--- Begin RECORDS TO USE ---
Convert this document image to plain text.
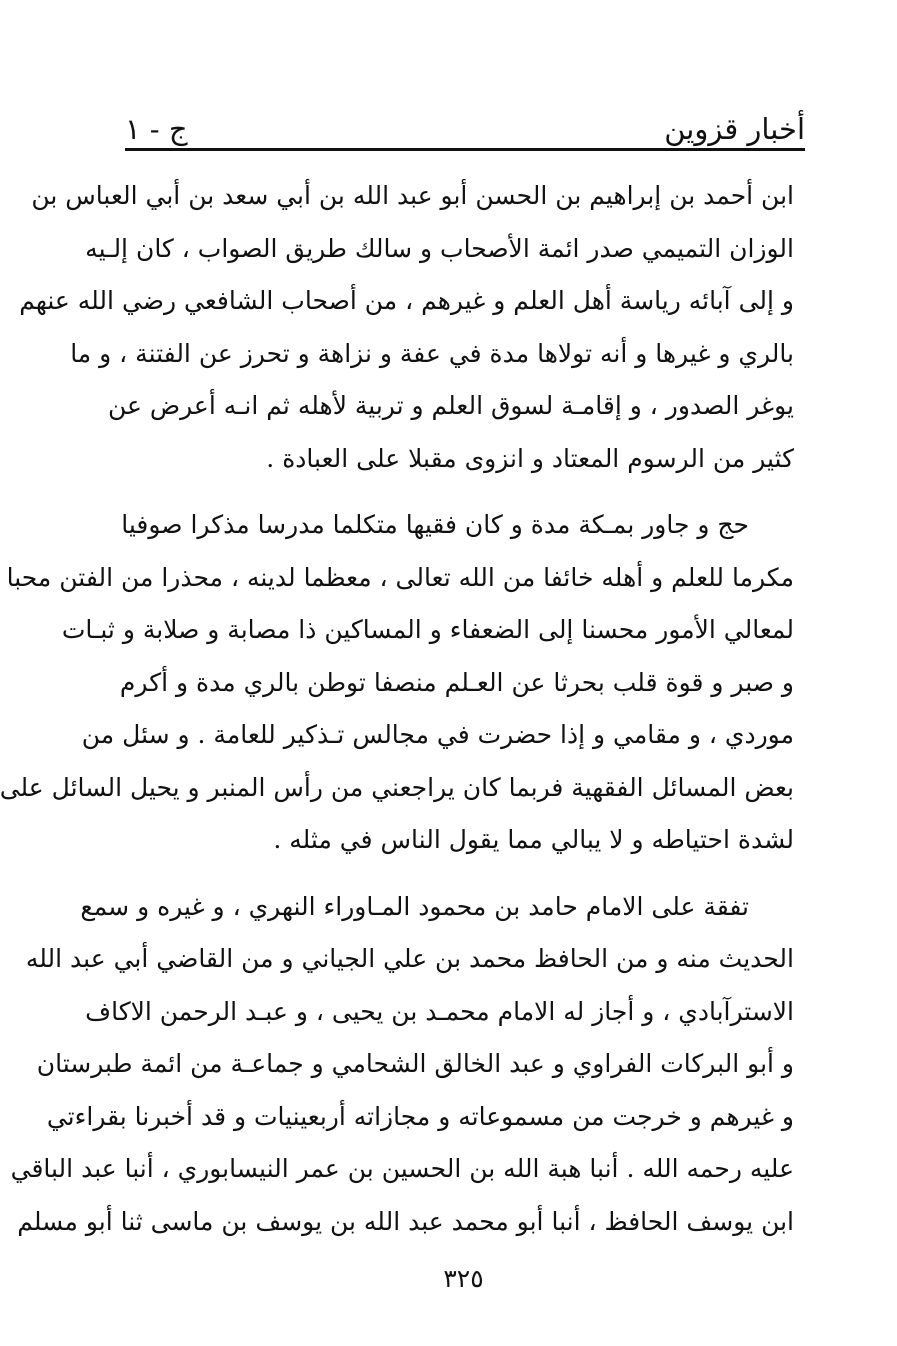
أخبار قزوين
ج - ١
ابن أحمد بن إبراهيم بن الحسن أبو عبد الله بن أبي سعد بن أبي العباس بن
الوزان التميمي صدر ائمة الأصحاب و سالك طريق الصواب ، كان إلـيه
و إلى آبائه رياسة أهل العلم و غيرهم ، من أصحاب الشافعي رضي الله عنهم
بالري و غيرها و أنه تولاها مدة في عفة و نزاهة و تحرز عن الفتنة ، و ما
يوغر الصدور ، و إقامـة لسوق العلم و تربية لأهله ثم انـه أعرض عن
كثير من الرسوم المعتاد و انزوى مقبلا على العبادة .
حج و جاور بمـكة مدة و كان فقيها متكلما مدرسا مذكرا صوفيا
مكرما للعلم و أهله خائفا من الله تعالى ، معظما لدينه ، محذرا من الفتن محبا
لمعالي الأمور محسنا إلى الضعفاء و المساكين ذا مصابة و صلابة و ثبـات
و صبر و قوة قلب بحرثا عن العـلم منصفا توطن بالري مدة و أكرم
موردي ، و مقامي و إذا حضرت في مجالس تـذكير للعامة . و سئل من
بعض المسائل الفقهية فربما كان يراجعني من رأس المنبر و يحيل السائل على
لشدة احتياطه و لا يبالي مما يقول الناس في مثله .
تفقة على الامام حامد بن محمود المـاوراء النهري ، و غيره و سمع
الحديث منه و من الحافظ محمد بن علي الجياني و من القاضي أبي عبد الله
الاسترآبادي ، و أجاز له الامام محمـد بن يحيى ، و عبـد الرحمن الاكاف
و أبو البركات الفراوي و عبد الخالق الشحامي و جماعـة من ائمة طبرستان
و غيرهم و خرجت من مسموعاته و مجازاته أربعينيات و قد أخبرنا بقراءتي
عليه رحمه الله . أنبا هبة الله بن الحسين بن عمر النيسابوري ، أنبا عبد الباقي
ابن يوسف الحافظ ، أنبا أبو محمد عبد الله بن يوسف بن ماسى ثنا أبو مسلم
٣٢٥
--- End RECORDS TO USE ---
→ INSTRUCTION: Report each line in the data that holds the word "ائمة".

→ EXERCISE RESULT:
الوزان التميمي صدر ائمة الأصحاب و سالك طريق الصواب ، كان إلـيه
و أبو البركات الفراوي و عبد الخالق الشحامي و جماعـة من ائمة طبرستان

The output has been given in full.